**EXERCISE INSTRUCTIONS**
Find all the lines with "计算公式为" and gather them.

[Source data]
>> BEGIN

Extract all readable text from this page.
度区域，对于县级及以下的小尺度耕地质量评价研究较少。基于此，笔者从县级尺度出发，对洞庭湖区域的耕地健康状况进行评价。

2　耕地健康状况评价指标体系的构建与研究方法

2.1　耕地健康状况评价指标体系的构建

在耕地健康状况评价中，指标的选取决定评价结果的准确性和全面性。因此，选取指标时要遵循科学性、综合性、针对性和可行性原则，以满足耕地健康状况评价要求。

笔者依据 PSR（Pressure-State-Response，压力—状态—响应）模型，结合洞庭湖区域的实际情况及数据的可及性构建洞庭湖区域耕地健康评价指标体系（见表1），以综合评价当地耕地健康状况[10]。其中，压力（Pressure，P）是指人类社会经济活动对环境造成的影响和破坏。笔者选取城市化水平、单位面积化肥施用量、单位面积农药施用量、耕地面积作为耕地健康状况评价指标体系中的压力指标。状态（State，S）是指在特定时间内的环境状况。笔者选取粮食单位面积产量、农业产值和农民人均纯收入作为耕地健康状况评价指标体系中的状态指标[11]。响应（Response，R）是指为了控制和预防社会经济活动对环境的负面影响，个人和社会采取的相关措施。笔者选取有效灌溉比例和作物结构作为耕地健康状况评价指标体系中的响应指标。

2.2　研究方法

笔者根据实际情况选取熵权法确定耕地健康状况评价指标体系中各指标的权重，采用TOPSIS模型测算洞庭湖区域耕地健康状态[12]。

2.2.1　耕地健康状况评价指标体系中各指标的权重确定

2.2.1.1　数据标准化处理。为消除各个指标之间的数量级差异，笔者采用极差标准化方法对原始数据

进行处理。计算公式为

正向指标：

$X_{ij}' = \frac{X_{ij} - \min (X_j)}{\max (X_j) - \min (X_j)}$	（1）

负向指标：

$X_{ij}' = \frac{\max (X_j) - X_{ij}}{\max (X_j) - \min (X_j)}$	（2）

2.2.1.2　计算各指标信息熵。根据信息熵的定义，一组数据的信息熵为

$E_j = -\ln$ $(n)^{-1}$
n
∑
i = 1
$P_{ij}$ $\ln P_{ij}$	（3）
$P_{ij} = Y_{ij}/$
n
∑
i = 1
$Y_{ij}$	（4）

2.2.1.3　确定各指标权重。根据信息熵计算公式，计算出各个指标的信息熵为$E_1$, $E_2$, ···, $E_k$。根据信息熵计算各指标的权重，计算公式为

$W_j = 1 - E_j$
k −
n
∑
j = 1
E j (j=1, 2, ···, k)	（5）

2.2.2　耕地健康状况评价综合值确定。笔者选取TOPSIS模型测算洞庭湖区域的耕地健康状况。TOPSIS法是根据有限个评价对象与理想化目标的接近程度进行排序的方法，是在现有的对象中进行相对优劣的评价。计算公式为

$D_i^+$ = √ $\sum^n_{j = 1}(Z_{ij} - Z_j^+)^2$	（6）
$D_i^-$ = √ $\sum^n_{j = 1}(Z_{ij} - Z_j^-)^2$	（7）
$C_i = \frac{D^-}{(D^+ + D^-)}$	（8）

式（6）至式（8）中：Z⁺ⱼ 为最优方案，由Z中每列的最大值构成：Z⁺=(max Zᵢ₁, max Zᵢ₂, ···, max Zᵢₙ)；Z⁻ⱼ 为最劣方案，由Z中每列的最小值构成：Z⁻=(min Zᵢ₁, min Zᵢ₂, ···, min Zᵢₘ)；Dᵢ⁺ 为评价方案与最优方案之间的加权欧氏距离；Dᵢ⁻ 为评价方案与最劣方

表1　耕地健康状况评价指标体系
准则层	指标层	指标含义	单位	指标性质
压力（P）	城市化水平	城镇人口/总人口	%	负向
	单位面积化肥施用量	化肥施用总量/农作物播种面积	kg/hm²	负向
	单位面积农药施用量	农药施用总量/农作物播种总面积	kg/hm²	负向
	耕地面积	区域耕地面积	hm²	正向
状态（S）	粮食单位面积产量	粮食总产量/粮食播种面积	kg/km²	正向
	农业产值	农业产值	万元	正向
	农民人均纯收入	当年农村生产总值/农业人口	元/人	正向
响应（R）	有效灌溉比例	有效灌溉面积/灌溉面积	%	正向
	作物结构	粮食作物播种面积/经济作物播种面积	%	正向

>> END
>> BEGIN

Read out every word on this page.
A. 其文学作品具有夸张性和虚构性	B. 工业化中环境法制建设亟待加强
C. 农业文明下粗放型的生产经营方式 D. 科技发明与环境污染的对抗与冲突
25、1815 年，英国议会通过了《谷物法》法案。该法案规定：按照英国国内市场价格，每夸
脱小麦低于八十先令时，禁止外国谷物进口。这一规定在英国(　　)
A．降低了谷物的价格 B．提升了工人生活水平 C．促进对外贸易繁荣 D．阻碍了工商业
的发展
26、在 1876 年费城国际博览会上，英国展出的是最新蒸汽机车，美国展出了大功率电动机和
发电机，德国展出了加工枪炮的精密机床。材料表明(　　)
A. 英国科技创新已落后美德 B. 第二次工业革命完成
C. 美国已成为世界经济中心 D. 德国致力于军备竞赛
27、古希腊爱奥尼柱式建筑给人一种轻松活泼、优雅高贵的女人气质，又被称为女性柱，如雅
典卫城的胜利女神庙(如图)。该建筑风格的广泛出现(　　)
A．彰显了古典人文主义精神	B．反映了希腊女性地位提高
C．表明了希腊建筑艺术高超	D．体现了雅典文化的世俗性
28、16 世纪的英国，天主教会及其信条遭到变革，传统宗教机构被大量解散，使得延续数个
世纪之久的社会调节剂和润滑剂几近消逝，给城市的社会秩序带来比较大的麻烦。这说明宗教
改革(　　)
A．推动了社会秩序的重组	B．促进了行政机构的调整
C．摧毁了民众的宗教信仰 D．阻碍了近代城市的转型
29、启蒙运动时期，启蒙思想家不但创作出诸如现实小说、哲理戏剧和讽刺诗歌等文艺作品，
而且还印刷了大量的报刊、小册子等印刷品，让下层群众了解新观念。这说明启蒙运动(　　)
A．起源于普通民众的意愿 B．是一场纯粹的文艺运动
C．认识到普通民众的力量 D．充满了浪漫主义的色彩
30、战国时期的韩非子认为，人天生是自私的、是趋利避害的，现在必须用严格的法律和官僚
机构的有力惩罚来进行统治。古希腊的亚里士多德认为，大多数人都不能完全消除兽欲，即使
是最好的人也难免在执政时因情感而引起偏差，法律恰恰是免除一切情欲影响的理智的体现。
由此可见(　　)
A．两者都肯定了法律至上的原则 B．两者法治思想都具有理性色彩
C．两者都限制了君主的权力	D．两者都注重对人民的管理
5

>> END
>> BEGIN

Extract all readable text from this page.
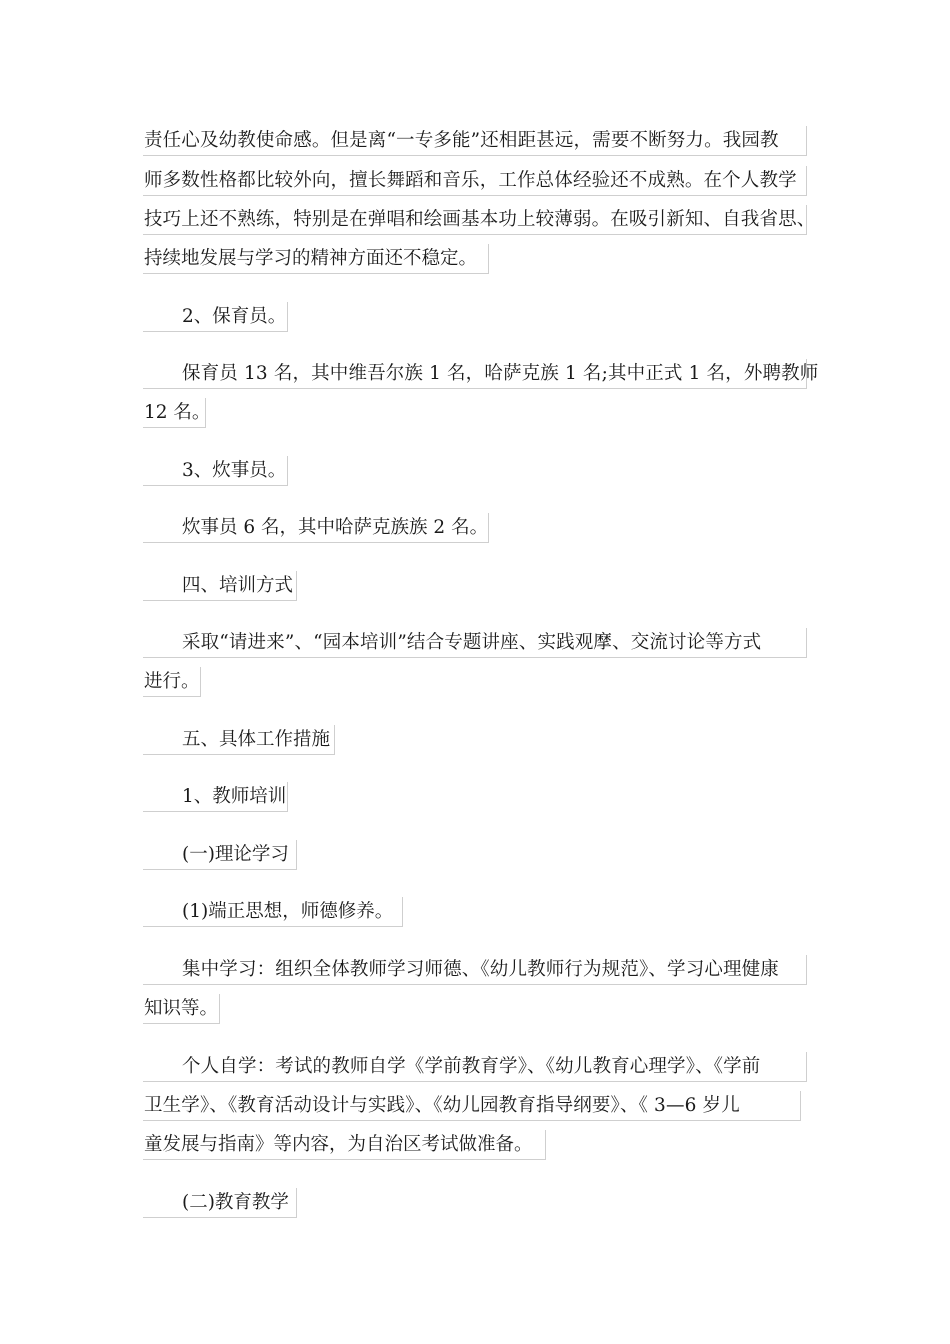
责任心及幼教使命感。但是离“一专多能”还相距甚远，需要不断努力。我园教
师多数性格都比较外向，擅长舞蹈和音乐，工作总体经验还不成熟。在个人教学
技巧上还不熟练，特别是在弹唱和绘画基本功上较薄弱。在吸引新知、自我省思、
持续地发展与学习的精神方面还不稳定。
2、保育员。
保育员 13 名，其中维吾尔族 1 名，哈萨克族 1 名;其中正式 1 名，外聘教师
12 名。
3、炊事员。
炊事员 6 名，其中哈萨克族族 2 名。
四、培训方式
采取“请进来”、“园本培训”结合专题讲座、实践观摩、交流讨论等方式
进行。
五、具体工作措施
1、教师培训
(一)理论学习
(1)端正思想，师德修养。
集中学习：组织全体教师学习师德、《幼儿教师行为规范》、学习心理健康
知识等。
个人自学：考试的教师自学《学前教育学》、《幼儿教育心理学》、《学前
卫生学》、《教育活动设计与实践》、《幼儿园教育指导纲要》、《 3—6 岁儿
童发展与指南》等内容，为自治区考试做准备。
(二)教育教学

>> END

**WRITTEN RESPONSE**
进行处理。计算公式为
2.2.1.3　确定各指标权重。根据信息熵计算公式，计算出各个指标的信息熵为$E_1$, $E_2$, ···, $E_k$。根据信息熵计算各指标的权重，计算公式为
2.2.2　耕地健康状况评价综合值确定。笔者选取TOPSIS模型测算洞庭湖区域的耕地健康状况。TOPSIS法是根据有限个评价对象与理想化目标的接近程度进行排序的方法，是在现有的对象中进行相对优劣的评价。计算公式为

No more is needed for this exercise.